REQUIRED WORK >>
Scan the listing below and copy every line holding "defined".

RECORDED DATA >>
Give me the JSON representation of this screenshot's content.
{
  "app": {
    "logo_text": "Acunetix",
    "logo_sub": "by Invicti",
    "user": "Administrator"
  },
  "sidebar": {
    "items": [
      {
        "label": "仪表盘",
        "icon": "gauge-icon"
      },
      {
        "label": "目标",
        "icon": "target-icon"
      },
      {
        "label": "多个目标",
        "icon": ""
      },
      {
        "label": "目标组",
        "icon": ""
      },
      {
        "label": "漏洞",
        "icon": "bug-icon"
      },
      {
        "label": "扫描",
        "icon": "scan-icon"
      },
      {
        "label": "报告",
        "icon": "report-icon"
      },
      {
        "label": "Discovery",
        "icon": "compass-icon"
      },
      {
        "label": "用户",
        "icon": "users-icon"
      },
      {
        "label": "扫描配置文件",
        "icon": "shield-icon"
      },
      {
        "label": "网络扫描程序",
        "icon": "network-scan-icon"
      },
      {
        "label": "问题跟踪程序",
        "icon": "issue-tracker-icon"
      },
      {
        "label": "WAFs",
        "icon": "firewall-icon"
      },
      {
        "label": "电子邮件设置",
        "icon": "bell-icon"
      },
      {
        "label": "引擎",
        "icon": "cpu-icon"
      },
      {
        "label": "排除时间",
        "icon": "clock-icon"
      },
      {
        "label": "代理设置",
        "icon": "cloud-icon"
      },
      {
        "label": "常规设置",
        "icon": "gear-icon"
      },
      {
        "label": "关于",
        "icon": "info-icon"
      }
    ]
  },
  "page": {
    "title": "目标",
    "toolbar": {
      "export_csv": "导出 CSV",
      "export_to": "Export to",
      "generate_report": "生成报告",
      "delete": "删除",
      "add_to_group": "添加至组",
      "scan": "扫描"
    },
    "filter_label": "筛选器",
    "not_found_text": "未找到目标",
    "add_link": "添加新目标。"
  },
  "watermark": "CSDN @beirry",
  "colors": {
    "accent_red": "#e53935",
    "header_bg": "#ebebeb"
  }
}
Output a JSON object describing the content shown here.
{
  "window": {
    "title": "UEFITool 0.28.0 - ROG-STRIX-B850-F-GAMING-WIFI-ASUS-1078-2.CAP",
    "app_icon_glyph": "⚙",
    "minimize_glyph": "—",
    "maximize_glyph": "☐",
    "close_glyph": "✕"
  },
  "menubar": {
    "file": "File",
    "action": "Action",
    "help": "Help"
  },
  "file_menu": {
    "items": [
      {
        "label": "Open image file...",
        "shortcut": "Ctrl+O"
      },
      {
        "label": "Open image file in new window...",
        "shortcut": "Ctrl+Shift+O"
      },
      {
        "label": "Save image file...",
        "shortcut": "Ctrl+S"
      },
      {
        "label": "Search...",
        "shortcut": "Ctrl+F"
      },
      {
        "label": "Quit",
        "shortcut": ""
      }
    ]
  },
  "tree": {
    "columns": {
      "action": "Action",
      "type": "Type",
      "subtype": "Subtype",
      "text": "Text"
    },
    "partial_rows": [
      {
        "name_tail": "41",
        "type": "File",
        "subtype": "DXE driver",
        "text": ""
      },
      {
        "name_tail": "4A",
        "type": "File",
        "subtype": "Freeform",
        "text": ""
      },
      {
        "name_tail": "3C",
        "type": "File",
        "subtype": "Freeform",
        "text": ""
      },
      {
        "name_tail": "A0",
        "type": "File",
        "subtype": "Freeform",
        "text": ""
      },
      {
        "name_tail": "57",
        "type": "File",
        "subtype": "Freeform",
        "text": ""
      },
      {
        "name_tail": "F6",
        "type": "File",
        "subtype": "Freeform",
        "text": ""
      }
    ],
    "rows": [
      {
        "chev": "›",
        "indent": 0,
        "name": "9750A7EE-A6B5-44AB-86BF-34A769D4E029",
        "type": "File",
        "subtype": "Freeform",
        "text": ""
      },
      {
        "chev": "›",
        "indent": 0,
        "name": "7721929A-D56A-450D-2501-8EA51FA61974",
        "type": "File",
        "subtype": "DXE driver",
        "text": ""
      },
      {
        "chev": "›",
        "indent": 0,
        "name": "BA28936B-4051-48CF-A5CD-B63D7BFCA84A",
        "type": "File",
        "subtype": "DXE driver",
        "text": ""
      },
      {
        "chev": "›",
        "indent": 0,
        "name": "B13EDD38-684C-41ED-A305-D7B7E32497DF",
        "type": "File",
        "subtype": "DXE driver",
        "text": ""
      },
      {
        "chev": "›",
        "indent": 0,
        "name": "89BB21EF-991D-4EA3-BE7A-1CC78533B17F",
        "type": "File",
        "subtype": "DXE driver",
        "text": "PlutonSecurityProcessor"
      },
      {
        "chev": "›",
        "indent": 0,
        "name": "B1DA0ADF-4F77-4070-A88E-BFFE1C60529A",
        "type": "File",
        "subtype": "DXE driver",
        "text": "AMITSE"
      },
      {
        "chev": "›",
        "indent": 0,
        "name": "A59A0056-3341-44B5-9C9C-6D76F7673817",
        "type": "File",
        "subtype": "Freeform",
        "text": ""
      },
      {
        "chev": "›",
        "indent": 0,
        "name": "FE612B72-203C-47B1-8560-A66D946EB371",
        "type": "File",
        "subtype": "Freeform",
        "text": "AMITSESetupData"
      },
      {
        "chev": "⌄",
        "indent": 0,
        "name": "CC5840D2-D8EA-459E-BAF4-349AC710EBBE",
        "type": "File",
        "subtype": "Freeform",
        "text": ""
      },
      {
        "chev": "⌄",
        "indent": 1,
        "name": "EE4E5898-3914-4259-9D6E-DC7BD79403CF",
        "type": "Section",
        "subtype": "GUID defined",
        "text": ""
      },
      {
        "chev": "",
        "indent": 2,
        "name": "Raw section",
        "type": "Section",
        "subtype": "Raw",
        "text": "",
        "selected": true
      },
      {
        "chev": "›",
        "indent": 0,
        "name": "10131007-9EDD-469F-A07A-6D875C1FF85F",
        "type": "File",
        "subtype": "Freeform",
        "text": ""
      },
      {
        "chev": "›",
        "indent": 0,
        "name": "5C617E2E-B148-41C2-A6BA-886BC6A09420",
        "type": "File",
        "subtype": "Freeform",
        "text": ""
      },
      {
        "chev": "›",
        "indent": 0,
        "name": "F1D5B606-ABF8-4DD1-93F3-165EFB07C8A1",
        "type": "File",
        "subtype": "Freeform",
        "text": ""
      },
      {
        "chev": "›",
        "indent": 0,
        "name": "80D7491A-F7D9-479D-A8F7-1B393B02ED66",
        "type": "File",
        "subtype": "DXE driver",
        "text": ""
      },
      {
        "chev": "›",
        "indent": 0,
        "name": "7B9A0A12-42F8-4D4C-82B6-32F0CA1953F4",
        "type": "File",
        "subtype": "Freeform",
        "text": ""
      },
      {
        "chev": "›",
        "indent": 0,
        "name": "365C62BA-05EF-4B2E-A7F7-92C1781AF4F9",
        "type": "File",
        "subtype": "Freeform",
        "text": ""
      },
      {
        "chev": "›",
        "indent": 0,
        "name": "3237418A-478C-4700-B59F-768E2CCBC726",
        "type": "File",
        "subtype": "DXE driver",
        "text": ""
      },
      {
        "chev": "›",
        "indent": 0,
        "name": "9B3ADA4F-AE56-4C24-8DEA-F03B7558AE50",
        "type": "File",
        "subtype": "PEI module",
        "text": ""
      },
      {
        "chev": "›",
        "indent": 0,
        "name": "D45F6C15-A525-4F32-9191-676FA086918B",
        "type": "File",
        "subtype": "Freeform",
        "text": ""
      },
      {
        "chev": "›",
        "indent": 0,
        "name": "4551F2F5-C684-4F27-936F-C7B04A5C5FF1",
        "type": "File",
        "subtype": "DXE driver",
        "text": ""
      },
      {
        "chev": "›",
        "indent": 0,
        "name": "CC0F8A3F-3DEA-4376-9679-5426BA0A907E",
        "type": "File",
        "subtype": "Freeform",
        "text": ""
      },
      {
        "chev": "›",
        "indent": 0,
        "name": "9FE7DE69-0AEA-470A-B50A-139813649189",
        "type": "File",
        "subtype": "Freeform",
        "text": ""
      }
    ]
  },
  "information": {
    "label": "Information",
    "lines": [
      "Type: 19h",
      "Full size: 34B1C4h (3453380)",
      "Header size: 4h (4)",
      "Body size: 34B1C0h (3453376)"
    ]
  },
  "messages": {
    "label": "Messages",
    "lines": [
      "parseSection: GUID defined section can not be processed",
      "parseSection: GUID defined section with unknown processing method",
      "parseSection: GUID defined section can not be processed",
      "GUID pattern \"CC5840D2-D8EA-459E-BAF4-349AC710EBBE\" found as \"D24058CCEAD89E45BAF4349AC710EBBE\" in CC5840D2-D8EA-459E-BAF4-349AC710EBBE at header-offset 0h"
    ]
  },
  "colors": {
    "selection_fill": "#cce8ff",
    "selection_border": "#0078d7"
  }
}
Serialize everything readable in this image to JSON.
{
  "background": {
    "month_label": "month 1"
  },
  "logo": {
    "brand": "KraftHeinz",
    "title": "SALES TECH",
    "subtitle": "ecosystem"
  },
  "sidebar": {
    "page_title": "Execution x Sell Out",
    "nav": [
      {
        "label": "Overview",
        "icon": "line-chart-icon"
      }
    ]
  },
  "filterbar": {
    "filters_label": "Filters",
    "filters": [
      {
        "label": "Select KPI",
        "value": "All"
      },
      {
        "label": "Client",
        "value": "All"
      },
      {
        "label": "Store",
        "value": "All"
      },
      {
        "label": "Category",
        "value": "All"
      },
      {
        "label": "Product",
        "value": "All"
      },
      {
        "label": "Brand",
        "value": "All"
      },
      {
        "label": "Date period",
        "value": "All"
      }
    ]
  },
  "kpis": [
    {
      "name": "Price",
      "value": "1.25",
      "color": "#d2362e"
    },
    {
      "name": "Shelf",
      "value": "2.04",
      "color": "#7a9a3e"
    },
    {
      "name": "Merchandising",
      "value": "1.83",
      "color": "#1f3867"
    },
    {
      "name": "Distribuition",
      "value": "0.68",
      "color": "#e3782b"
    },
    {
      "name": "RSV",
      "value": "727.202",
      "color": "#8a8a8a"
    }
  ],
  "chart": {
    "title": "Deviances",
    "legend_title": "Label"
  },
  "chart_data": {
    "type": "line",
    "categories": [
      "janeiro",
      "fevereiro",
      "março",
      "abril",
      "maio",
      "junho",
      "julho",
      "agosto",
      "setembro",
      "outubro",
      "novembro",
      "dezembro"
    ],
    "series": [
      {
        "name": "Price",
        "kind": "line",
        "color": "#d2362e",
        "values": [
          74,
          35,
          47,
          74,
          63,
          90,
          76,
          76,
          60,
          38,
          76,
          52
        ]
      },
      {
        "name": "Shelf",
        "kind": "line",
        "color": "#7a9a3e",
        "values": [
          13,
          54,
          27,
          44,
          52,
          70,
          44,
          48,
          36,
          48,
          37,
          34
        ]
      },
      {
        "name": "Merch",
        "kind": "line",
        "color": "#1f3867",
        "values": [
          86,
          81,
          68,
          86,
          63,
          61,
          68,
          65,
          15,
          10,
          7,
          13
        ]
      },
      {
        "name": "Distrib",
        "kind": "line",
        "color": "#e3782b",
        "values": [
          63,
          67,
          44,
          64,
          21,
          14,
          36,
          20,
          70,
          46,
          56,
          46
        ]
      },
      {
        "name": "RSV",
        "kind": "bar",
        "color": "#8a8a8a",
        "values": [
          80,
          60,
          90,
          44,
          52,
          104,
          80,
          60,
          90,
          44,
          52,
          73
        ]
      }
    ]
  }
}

REPLY >>
        "subtype": "GUID defined",
      "parseSection: GUID defined section can not be processed",
      "parseSection: GUID defined section with unknown processing method",
      "parseSection: GUID defined section can not be processed",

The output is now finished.